+++ EXERCISE MATERIAL

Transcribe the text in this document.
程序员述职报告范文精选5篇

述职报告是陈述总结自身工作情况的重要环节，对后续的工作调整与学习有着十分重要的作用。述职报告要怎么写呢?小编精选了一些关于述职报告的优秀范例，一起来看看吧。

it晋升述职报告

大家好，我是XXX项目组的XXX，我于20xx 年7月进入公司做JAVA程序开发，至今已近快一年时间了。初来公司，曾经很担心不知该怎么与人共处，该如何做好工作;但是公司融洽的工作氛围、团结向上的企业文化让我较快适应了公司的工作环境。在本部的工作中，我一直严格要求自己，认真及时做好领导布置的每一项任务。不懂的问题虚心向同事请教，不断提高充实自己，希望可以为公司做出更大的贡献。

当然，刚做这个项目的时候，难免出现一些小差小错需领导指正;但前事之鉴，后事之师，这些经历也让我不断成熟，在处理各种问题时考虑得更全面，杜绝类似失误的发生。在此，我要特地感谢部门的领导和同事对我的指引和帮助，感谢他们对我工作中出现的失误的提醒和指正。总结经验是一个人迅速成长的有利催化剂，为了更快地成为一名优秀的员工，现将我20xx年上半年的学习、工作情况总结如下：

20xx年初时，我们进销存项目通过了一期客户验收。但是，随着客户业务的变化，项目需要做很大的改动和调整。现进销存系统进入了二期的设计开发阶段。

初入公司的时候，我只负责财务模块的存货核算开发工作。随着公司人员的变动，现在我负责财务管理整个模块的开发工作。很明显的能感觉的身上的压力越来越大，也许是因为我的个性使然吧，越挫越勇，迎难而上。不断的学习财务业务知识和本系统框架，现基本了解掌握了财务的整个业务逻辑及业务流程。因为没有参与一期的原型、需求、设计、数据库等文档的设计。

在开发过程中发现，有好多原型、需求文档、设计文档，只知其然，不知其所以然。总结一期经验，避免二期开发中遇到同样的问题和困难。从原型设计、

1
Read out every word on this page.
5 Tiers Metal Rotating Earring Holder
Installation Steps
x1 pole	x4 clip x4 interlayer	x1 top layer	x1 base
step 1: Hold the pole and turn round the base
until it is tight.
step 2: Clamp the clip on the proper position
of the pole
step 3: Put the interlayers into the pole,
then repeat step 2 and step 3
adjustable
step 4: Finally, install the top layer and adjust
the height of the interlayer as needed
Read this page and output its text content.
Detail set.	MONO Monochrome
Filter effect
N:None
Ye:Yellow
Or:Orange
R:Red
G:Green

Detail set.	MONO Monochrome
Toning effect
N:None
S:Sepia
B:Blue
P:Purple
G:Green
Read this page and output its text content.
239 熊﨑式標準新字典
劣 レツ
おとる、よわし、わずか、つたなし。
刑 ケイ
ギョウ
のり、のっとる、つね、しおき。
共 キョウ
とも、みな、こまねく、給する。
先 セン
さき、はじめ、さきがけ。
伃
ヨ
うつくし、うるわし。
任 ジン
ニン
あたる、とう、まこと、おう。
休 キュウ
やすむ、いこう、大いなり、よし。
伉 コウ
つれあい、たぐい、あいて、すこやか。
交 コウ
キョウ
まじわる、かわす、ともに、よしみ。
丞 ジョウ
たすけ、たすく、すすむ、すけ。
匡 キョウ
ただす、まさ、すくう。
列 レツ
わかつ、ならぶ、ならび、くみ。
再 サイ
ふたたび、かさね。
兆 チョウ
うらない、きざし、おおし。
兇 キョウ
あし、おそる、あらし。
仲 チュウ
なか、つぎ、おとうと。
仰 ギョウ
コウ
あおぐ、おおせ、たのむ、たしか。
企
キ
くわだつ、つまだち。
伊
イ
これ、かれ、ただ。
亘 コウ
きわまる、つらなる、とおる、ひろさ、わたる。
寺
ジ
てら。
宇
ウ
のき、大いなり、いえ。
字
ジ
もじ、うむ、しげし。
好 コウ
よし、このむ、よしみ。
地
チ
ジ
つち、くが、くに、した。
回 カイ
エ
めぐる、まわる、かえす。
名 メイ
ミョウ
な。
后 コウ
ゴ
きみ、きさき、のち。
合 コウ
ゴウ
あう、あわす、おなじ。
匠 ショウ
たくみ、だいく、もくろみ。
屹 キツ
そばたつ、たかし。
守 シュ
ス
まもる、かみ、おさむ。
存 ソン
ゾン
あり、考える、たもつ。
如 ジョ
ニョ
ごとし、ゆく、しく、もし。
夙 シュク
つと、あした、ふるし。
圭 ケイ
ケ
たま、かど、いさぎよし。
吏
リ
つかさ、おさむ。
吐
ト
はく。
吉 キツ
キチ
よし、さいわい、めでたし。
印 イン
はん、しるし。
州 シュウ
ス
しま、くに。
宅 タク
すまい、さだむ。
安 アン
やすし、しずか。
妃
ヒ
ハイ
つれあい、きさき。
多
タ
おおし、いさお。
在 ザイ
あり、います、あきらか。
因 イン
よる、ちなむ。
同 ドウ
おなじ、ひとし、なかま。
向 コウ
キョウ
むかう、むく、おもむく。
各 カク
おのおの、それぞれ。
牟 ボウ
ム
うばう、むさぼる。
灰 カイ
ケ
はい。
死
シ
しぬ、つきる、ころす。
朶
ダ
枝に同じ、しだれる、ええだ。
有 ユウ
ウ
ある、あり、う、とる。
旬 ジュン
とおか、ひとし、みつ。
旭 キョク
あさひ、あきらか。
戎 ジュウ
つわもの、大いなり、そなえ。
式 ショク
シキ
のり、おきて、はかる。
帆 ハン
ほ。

++++++

= TASK DIRECTIONS =
Repeat the entries above exactly, leaving nothing out.

= RESPONSE TO THE TASK =
Transcribe the text in this document.
程序员述职报告范文精选5篇

述职报告是陈述总结自身工作情况的重要环节，对后续的工作调整与学习有着十分重要的作用。述职报告要怎么写呢?小编精选了一些关于述职报告的优秀范例，一起来看看吧。

it晋升述职报告

大家好，我是XXX项目组的XXX，我于20xx 年7月进入公司做JAVA程序开发，至今已近快一年时间了。初来公司，曾经很担心不知该怎么与人共处，该如何做好工作;但是公司融洽的工作氛围、团结向上的企业文化让我较快适应了公司的工作环境。在本部的工作中，我一直严格要求自己，认真及时做好领导布置的每一项任务。不懂的问题虚心向同事请教，不断提高充实自己，希望可以为公司做出更大的贡献。

当然，刚做这个项目的时候，难免出现一些小差小错需领导指正;但前事之鉴，后事之师，这些经历也让我不断成熟，在处理各种问题时考虑得更全面，杜绝类似失误的发生。在此，我要特地感谢部门的领导和同事对我的指引和帮助，感谢他们对我工作中出现的失误的提醒和指正。总结经验是一个人迅速成长的有利催化剂，为了更快地成为一名优秀的员工，现将我20xx年上半年的学习、工作情况总结如下：

20xx年初时，我们进销存项目通过了一期客户验收。但是，随着客户业务的变化，项目需要做很大的改动和调整。现进销存系统进入了二期的设计开发阶段。

初入公司的时候，我只负责财务模块的存货核算开发工作。随着公司人员的变动，现在我负责财务管理整个模块的开发工作。很明显的能感觉的身上的压力越来越大，也许是因为我的个性使然吧，越挫越勇，迎难而上。不断的学习财务业务知识和本系统框架，现基本了解掌握了财务的整个业务逻辑及业务流程。因为没有参与一期的原型、需求、设计、数据库等文档的设计。

在开发过程中发现，有好多原型、需求文档、设计文档，只知其然，不知其所以然。总结一期经验，避免二期开发中遇到同样的问题和困难。从原型设计、

1
Read out every word on this page.
5 Tiers Metal Rotating Earring Holder
Installation Steps
x1 pole	x4 clip x4 interlayer	x1 top layer	x1 base
step 1: Hold the pole and turn round the base
until it is tight.
step 2: Clamp the clip on the proper position
of the pole
step 3: Put the interlayers into the pole,
then repeat step 2 and step 3
adjustable
step 4: Finally, install the top layer and adjust
the height of the interlayer as needed
Read this page and output its text content.
Detail set.	MONO Monochrome
Filter effect
N:None
Ye:Yellow
Or:Orange
R:Red
G:Green

Detail set.	MONO Monochrome
Toning effect
N:None
S:Sepia
B:Blue
P:Purple
G:Green
Read this page and output its text content.
239 熊﨑式標準新字典
劣 レツ
おとる、よわし、わずか、つたなし。
刑 ケイ
ギョウ
のり、のっとる、つね、しおき。
共 キョウ
とも、みな、こまねく、給する。
先 セン
さき、はじめ、さきがけ。
伃
ヨ
うつくし、うるわし。
任 ジン
ニン
あたる、とう、まこと、おう。
休 キュウ
やすむ、いこう、大いなり、よし。
伉 コウ
つれあい、たぐい、あいて、すこやか。
交 コウ
キョウ
まじわる、かわす、ともに、よしみ。
丞 ジョウ
たすけ、たすく、すすむ、すけ。
匡 キョウ
ただす、まさ、すくう。
列 レツ
わかつ、ならぶ、ならび、くみ。
再 サイ
ふたたび、かさね。
兆 チョウ
うらない、きざし、おおし。
兇 キョウ
あし、おそる、あらし。
仲 チュウ
なか、つぎ、おとうと。
仰 ギョウ
コウ
あおぐ、おおせ、たのむ、たしか。
企
キ
くわだつ、つまだち。
伊
イ
これ、かれ、ただ。
亘 コウ
きわまる、つらなる、とおる、ひろさ、わたる。
寺
ジ
てら。
宇
ウ
のき、大いなり、いえ。
字
ジ
もじ、うむ、しげし。
好 コウ
よし、このむ、よしみ。
地
チ
ジ
つち、くが、くに、した。
回 カイ
エ
めぐる、まわる、かえす。
名 メイ
ミョウ
な。
后 コウ
ゴ
きみ、きさき、のち。
合 コウ
ゴウ
あう、あわす、おなじ。
匠 ショウ
たくみ、だいく、もくろみ。
屹 キツ
そばたつ、たかし。
守 シュ
ス
まもる、かみ、おさむ。
存 ソン
ゾン
あり、考える、たもつ。
如 ジョ
ニョ
ごとし、ゆく、しく、もし。
夙 シュク
つと、あした、ふるし。
圭 ケイ
ケ
たま、かど、いさぎよし。
吏
リ
つかさ、おさむ。
吐
ト
はく。
吉 キツ
キチ
よし、さいわい、めでたし。
印 イン
はん、しるし。
州 シュウ
ス
しま、くに。
宅 タク
すまい、さだむ。
安 アン
やすし、しずか。
妃
ヒ
ハイ
つれあい、きさき。
多
タ
おおし、いさお。
在 ザイ
あり、います、あきらか。
因 イン
よる、ちなむ。
同 ドウ
おなじ、ひとし、なかま。
向 コウ
キョウ
むかう、むく、おもむく。
各 カク
おのおの、それぞれ。
牟 ボウ
ム
うばう、むさぼる。
灰 カイ
ケ
はい。
死
シ
しぬ、つきる、ころす。
朶
ダ
枝に同じ、しだれる、ええだ。
有 ユウ
ウ
ある、あり、う、とる。
旬 ジュン
とおか、ひとし、みつ。
旭 キョク
あさひ、あきらか。
戎 ジュウ
つわもの、大いなり、そなえ。
式 ショク
シキ
のり、おきて、はかる。
帆 ハン
ほ。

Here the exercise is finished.